Short problem —
Which lines hold the word "with"? Copy each one.

[Begin]

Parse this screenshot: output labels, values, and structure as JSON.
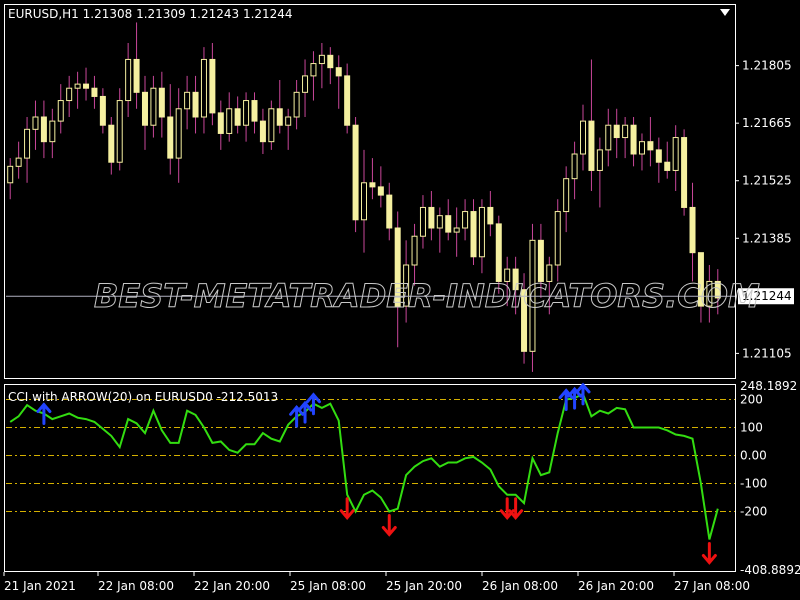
{
  "colors": {
    "background": "#000000",
    "frame": "#ffffff",
    "bull": "#000000",
    "bull_stroke": "#f5f0a0",
    "bear_fill": "#f5f0a0",
    "wick": "#c9479a",
    "cci_line": "#33dd11",
    "level_line": "#d4b000",
    "arrow_up": "#2244ff",
    "arrow_down": "#ee1111",
    "price_line": "#b0b0c0"
  },
  "main_chart": {
    "header": "EURUSD,H1  1.21308 1.21309 1.21243 1.21244",
    "current_price_label": "1.21244",
    "watermark": "BEST-METATRADER-INDICATORS.COM"
  },
  "indicator": {
    "header": "CCI with ARROW(20) on EURUSD0 -212.5013"
  },
  "x_axis": {
    "labels": [
      "21 Jan 2021",
      "22 Jan 08:00",
      "22 Jan 20:00",
      "25 Jan 08:00",
      "25 Jan 20:00",
      "26 Jan 08:00",
      "26 Jan 20:00",
      "27 Jan 08:00"
    ]
  },
  "chart_data": [
    {
      "type": "candlestick",
      "title": "EURUSD,H1",
      "symbol": "EURUSD",
      "timeframe": "H1",
      "quote": {
        "open": 1.21308,
        "high": 1.21309,
        "low": 1.21243,
        "close": 1.21244
      },
      "y_ticks": [
        1.21805,
        1.21665,
        1.21525,
        1.21385,
        1.21105
      ],
      "ylim": [
        1.2105,
        1.2195
      ],
      "current_price": 1.21244,
      "candles": [
        {
          "o": 1.2152,
          "h": 1.2158,
          "l": 1.2148,
          "c": 1.2156
        },
        {
          "o": 1.2156,
          "h": 1.2162,
          "l": 1.2153,
          "c": 1.2158
        },
        {
          "o": 1.2158,
          "h": 1.2168,
          "l": 1.2152,
          "c": 1.2165
        },
        {
          "o": 1.2165,
          "h": 1.2172,
          "l": 1.216,
          "c": 1.2168
        },
        {
          "o": 1.2168,
          "h": 1.2172,
          "l": 1.2158,
          "c": 1.2162
        },
        {
          "o": 1.2162,
          "h": 1.217,
          "l": 1.2158,
          "c": 1.2167
        },
        {
          "o": 1.2167,
          "h": 1.2176,
          "l": 1.2164,
          "c": 1.2172
        },
        {
          "o": 1.2172,
          "h": 1.2178,
          "l": 1.2168,
          "c": 1.2175
        },
        {
          "o": 1.2175,
          "h": 1.2179,
          "l": 1.217,
          "c": 1.2176
        },
        {
          "o": 1.2176,
          "h": 1.218,
          "l": 1.2172,
          "c": 1.2175
        },
        {
          "o": 1.2175,
          "h": 1.2178,
          "l": 1.217,
          "c": 1.2173
        },
        {
          "o": 1.2173,
          "h": 1.2175,
          "l": 1.2164,
          "c": 1.2166
        },
        {
          "o": 1.2166,
          "h": 1.2168,
          "l": 1.2154,
          "c": 1.2157
        },
        {
          "o": 1.2157,
          "h": 1.2175,
          "l": 1.2155,
          "c": 1.2172
        },
        {
          "o": 1.2172,
          "h": 1.2186,
          "l": 1.2168,
          "c": 1.2182
        },
        {
          "o": 1.2182,
          "h": 1.2191,
          "l": 1.217,
          "c": 1.2174
        },
        {
          "o": 1.2174,
          "h": 1.2178,
          "l": 1.216,
          "c": 1.2166
        },
        {
          "o": 1.2166,
          "h": 1.2178,
          "l": 1.2163,
          "c": 1.2175
        },
        {
          "o": 1.2175,
          "h": 1.2179,
          "l": 1.2163,
          "c": 1.2168
        },
        {
          "o": 1.2168,
          "h": 1.2176,
          "l": 1.2154,
          "c": 1.2158
        },
        {
          "o": 1.2158,
          "h": 1.2175,
          "l": 1.2152,
          "c": 1.217
        },
        {
          "o": 1.217,
          "h": 1.2178,
          "l": 1.2165,
          "c": 1.2174
        },
        {
          "o": 1.2174,
          "h": 1.2178,
          "l": 1.2164,
          "c": 1.2168
        },
        {
          "o": 1.2168,
          "h": 1.2185,
          "l": 1.2164,
          "c": 1.2182
        },
        {
          "o": 1.2182,
          "h": 1.2186,
          "l": 1.2166,
          "c": 1.2169
        },
        {
          "o": 1.2169,
          "h": 1.2172,
          "l": 1.216,
          "c": 1.2164
        },
        {
          "o": 1.2164,
          "h": 1.2174,
          "l": 1.2162,
          "c": 1.217
        },
        {
          "o": 1.217,
          "h": 1.2173,
          "l": 1.2164,
          "c": 1.2166
        },
        {
          "o": 1.2166,
          "h": 1.2174,
          "l": 1.2162,
          "c": 1.2172
        },
        {
          "o": 1.2172,
          "h": 1.2174,
          "l": 1.2164,
          "c": 1.2167
        },
        {
          "o": 1.2167,
          "h": 1.217,
          "l": 1.2159,
          "c": 1.2162
        },
        {
          "o": 1.2162,
          "h": 1.2172,
          "l": 1.216,
          "c": 1.217
        },
        {
          "o": 1.217,
          "h": 1.2177,
          "l": 1.2164,
          "c": 1.2166
        },
        {
          "o": 1.2166,
          "h": 1.217,
          "l": 1.216,
          "c": 1.2168
        },
        {
          "o": 1.2168,
          "h": 1.2177,
          "l": 1.2165,
          "c": 1.2174
        },
        {
          "o": 1.2174,
          "h": 1.2182,
          "l": 1.2168,
          "c": 1.2178
        },
        {
          "o": 1.2178,
          "h": 1.2184,
          "l": 1.2172,
          "c": 1.2181
        },
        {
          "o": 1.2181,
          "h": 1.2186,
          "l": 1.2175,
          "c": 1.2183
        },
        {
          "o": 1.2183,
          "h": 1.2185,
          "l": 1.2176,
          "c": 1.218
        },
        {
          "o": 1.218,
          "h": 1.2183,
          "l": 1.217,
          "c": 1.2178
        },
        {
          "o": 1.2178,
          "h": 1.2181,
          "l": 1.2164,
          "c": 1.2166
        },
        {
          "o": 1.2166,
          "h": 1.2168,
          "l": 1.214,
          "c": 1.2143
        },
        {
          "o": 1.2143,
          "h": 1.216,
          "l": 1.2135,
          "c": 1.2152
        },
        {
          "o": 1.2152,
          "h": 1.2158,
          "l": 1.2148,
          "c": 1.2151
        },
        {
          "o": 1.2151,
          "h": 1.2156,
          "l": 1.2146,
          "c": 1.2149
        },
        {
          "o": 1.2149,
          "h": 1.2152,
          "l": 1.2138,
          "c": 1.2141
        },
        {
          "o": 1.2141,
          "h": 1.2145,
          "l": 1.2112,
          "c": 1.2122
        },
        {
          "o": 1.2122,
          "h": 1.2138,
          "l": 1.2118,
          "c": 1.2132
        },
        {
          "o": 1.2132,
          "h": 1.2142,
          "l": 1.2127,
          "c": 1.2139
        },
        {
          "o": 1.2139,
          "h": 1.2149,
          "l": 1.2136,
          "c": 1.2146
        },
        {
          "o": 1.2146,
          "h": 1.215,
          "l": 1.2138,
          "c": 1.2141
        },
        {
          "o": 1.2141,
          "h": 1.2146,
          "l": 1.2135,
          "c": 1.2144
        },
        {
          "o": 1.2144,
          "h": 1.2148,
          "l": 1.2138,
          "c": 1.214
        },
        {
          "o": 1.214,
          "h": 1.2146,
          "l": 1.2134,
          "c": 1.2141
        },
        {
          "o": 1.2141,
          "h": 1.2148,
          "l": 1.2138,
          "c": 1.2145
        },
        {
          "o": 1.2145,
          "h": 1.2148,
          "l": 1.2132,
          "c": 1.2134
        },
        {
          "o": 1.2134,
          "h": 1.2148,
          "l": 1.213,
          "c": 1.2146
        },
        {
          "o": 1.2146,
          "h": 1.215,
          "l": 1.2139,
          "c": 1.2142
        },
        {
          "o": 1.2142,
          "h": 1.2144,
          "l": 1.2125,
          "c": 1.2128
        },
        {
          "o": 1.2128,
          "h": 1.2134,
          "l": 1.2122,
          "c": 1.2131
        },
        {
          "o": 1.2131,
          "h": 1.2134,
          "l": 1.212,
          "c": 1.2126
        },
        {
          "o": 1.2126,
          "h": 1.213,
          "l": 1.2108,
          "c": 1.2111
        },
        {
          "o": 1.2111,
          "h": 1.2142,
          "l": 1.2106,
          "c": 1.2138
        },
        {
          "o": 1.2138,
          "h": 1.2142,
          "l": 1.2124,
          "c": 1.2128
        },
        {
          "o": 1.2128,
          "h": 1.2134,
          "l": 1.212,
          "c": 1.2132
        },
        {
          "o": 1.2132,
          "h": 1.2148,
          "l": 1.2128,
          "c": 1.2145
        },
        {
          "o": 1.2145,
          "h": 1.2156,
          "l": 1.214,
          "c": 1.2153
        },
        {
          "o": 1.2153,
          "h": 1.2162,
          "l": 1.2148,
          "c": 1.2159
        },
        {
          "o": 1.2159,
          "h": 1.2171,
          "l": 1.2155,
          "c": 1.2167
        },
        {
          "o": 1.2167,
          "h": 1.2182,
          "l": 1.215,
          "c": 1.2155
        },
        {
          "o": 1.2155,
          "h": 1.2163,
          "l": 1.2146,
          "c": 1.216
        },
        {
          "o": 1.216,
          "h": 1.217,
          "l": 1.2156,
          "c": 1.2166
        },
        {
          "o": 1.2166,
          "h": 1.217,
          "l": 1.2158,
          "c": 1.2163
        },
        {
          "o": 1.2163,
          "h": 1.2168,
          "l": 1.2158,
          "c": 1.2166
        },
        {
          "o": 1.2166,
          "h": 1.2168,
          "l": 1.2156,
          "c": 1.2159
        },
        {
          "o": 1.2159,
          "h": 1.2164,
          "l": 1.2155,
          "c": 1.2162
        },
        {
          "o": 1.2162,
          "h": 1.2168,
          "l": 1.2156,
          "c": 1.216
        },
        {
          "o": 1.216,
          "h": 1.2163,
          "l": 1.2152,
          "c": 1.2157
        },
        {
          "o": 1.2157,
          "h": 1.2162,
          "l": 1.2153,
          "c": 1.2155
        },
        {
          "o": 1.2155,
          "h": 1.2166,
          "l": 1.215,
          "c": 1.2163
        },
        {
          "o": 1.2163,
          "h": 1.2165,
          "l": 1.2144,
          "c": 1.2146
        },
        {
          "o": 1.2146,
          "h": 1.2152,
          "l": 1.2128,
          "c": 1.2135
        },
        {
          "o": 1.2135,
          "h": 1.2134,
          "l": 1.2118,
          "c": 1.2122
        },
        {
          "o": 1.2122,
          "h": 1.2132,
          "l": 1.2118,
          "c": 1.2128
        },
        {
          "o": 1.2128,
          "h": 1.2131,
          "l": 1.212,
          "c": 1.2124
        }
      ]
    },
    {
      "type": "line",
      "title": "CCI with ARROW(20) on EURUSD0 -212.5013",
      "series": [
        {
          "values": [
            120,
            140,
            180,
            160,
            150,
            130,
            140,
            150,
            135,
            130,
            120,
            95,
            70,
            30,
            130,
            115,
            80,
            160,
            90,
            45,
            45,
            160,
            145,
            100,
            45,
            50,
            20,
            10,
            40,
            40,
            80,
            60,
            50,
            110,
            140,
            155,
            185,
            170,
            185,
            125,
            -140,
            -200,
            -140,
            -125,
            -150,
            -200,
            -190,
            -70,
            -40,
            -20,
            -10,
            -40,
            -25,
            -25,
            -10,
            -5,
            -25,
            -50,
            -110,
            -140,
            -140,
            -170,
            -10,
            -70,
            -60,
            80,
            200,
            205,
            220,
            140,
            160,
            150,
            170,
            165,
            100,
            100,
            100,
            100,
            90,
            75,
            70,
            60,
            -100,
            -300,
            -190
          ]
        }
      ],
      "reference_lines": [
        200,
        100,
        0,
        -100,
        -200
      ],
      "y_ticks": [
        248.1892,
        200,
        100,
        0.0,
        -100,
        -200,
        -408.8892
      ],
      "y_tick_labels": [
        "248.1892",
        "200",
        "100",
        "0.00",
        "-100",
        "-200",
        "-408.8892"
      ],
      "ylim": [
        -408.8892,
        248.1892
      ],
      "arrows": {
        "up": [
          4,
          34,
          35,
          36,
          66,
          67,
          68
        ],
        "down": [
          40,
          45,
          59,
          60,
          83
        ]
      }
    }
  ]
}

[End]

Completed exercise —
    "header": "CCI with ARROW(20) on EURUSD0 -212.5013"
      "title": "CCI with ARROW(20) on EURUSD0 -212.5013",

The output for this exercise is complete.